### TASK INSTRUCTIONS
(1) Translate this sentence from the Day 15 post into Spanish: "I have very sensitive skin and an adhesive allergy and have had no issues."
(2) Reproduce the Day 15 post word for word, from "On another note, I" through "had no issues.", inclusive.
(3) In the Day 15 post, what did the writer put on the abdominal incision for the first time?

### TEXT EXCERPT
•••
Day 15- Breast drain removal

I have not been sleeping very well. Sleeping on my back makes my back hurt, sleeping on my sides makes my lipo sites on my hips and thighs hurt (feels like laying on bricks), and for the past 2 days my nerves have been driving me crazy! Everything that touches my skin send shooting pain throughout my body and feels totally yucky. So, I find myself feeling very tired and run down.

Went for my 1st post op after my surgery for my breast hematoma (1/9/13) and the PS said everything looks good. He took my drain out. Hurt a bit more than the abdominal ones but still not too bad. Man am I glad to be rid of that thing. It bothered me more than my 2 original drains, I think it is because when I got the other drains out it was like "yes, I am free!!!" and then to have one again was like a regression. I think regression is the name of the game right now. I feel much weaker, more tired, more sore, more everything today on day 15 than I did on day 5 :(

On another note, I put the silicone scar strip on my abdominal incision for the first time today and have had no problems with it. I was a tiny bit nervous about it because it advises that if you have sensitive skin you may have a reaction and might only be able to wear it for a few hours. I have very sensitive skin and an adhesive allergy and have had no issues.
•••
### DATA FOR REVIEW
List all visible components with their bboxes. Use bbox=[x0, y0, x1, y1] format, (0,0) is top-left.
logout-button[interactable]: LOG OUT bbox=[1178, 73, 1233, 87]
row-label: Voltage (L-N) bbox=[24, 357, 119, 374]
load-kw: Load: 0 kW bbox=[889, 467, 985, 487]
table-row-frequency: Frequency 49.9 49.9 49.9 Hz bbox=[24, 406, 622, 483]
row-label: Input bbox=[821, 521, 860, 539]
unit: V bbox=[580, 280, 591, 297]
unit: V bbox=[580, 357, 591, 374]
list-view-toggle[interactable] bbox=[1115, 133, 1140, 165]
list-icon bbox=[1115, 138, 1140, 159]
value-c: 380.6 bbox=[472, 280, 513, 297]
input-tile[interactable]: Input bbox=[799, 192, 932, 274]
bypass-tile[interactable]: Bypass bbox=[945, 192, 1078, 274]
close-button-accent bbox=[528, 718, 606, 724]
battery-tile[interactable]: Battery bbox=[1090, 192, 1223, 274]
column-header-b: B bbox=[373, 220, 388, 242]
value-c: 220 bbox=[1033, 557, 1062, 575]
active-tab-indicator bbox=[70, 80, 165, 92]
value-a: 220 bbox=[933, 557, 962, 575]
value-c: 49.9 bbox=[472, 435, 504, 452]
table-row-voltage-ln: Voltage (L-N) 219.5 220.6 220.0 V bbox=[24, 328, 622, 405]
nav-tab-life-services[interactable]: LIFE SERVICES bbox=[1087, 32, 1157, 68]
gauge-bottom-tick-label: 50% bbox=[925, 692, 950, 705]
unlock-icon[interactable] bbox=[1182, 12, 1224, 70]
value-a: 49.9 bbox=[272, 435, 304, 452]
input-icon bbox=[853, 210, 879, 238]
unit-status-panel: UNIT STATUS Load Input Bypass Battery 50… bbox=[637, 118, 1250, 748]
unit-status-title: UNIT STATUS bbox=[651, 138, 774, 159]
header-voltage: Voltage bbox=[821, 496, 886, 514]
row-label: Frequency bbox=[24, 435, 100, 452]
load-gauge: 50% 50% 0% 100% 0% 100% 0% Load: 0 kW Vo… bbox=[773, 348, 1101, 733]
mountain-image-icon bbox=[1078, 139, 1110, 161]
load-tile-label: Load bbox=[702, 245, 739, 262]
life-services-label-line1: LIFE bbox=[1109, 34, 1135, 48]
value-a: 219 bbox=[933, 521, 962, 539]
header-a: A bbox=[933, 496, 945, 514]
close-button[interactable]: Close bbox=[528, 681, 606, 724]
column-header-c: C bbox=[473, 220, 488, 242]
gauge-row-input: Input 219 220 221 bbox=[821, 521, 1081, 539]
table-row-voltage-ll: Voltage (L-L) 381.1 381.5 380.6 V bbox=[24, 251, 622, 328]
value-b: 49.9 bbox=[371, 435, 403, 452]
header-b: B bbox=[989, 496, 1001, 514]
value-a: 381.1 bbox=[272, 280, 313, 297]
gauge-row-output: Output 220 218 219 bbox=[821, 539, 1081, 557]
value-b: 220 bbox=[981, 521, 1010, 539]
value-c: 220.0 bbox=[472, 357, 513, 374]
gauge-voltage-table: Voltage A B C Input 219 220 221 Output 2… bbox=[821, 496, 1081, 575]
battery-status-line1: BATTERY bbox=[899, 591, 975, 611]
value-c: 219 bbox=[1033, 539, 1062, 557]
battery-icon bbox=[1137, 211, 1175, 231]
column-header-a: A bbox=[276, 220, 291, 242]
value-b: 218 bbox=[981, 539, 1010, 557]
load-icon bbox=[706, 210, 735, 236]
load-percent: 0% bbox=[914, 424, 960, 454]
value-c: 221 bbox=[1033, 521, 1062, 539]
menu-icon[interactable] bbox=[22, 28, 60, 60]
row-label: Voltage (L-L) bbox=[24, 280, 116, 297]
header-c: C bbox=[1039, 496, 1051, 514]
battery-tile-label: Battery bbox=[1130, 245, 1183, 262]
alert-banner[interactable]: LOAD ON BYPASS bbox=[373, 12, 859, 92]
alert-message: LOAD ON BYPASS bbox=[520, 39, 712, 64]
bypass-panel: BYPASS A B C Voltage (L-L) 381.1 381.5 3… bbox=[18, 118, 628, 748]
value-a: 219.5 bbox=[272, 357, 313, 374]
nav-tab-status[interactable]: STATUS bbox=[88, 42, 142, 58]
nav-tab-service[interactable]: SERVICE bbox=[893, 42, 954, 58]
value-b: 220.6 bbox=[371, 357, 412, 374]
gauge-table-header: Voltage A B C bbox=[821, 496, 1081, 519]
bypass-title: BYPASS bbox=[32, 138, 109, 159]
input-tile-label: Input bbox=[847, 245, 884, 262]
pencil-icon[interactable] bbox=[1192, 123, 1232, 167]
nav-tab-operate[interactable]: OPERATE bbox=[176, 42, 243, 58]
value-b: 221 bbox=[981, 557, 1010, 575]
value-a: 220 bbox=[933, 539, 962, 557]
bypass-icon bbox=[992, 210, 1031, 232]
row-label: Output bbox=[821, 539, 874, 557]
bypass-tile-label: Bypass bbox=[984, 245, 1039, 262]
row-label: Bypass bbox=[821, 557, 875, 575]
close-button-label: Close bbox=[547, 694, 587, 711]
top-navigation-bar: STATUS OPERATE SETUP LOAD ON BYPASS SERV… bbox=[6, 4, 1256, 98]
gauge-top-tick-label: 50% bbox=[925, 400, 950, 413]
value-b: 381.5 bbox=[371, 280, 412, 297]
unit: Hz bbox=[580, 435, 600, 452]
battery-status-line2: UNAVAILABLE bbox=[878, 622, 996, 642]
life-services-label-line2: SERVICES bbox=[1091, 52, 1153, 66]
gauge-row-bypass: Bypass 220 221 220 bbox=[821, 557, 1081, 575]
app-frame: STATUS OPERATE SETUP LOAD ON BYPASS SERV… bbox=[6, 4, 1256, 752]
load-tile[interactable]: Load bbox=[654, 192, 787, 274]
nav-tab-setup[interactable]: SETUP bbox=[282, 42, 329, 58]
•••
### EXERCISE RESPONSES
(1) Tengo la piel muy sensible y alergia a los adhesivos, y no he tenido ningún problema.

(2)
On another note, I put the silicone scar strip on my abdominal incision for the first time today and have had no problems with it. I was a tiny bit nervous about it because it advises that if you have sensitive skin you may have a reaction and might only be able to wear it for a few hours. I have very sensitive skin and an adhesive allergy and have had no issues.

(3) A silicone scar strip.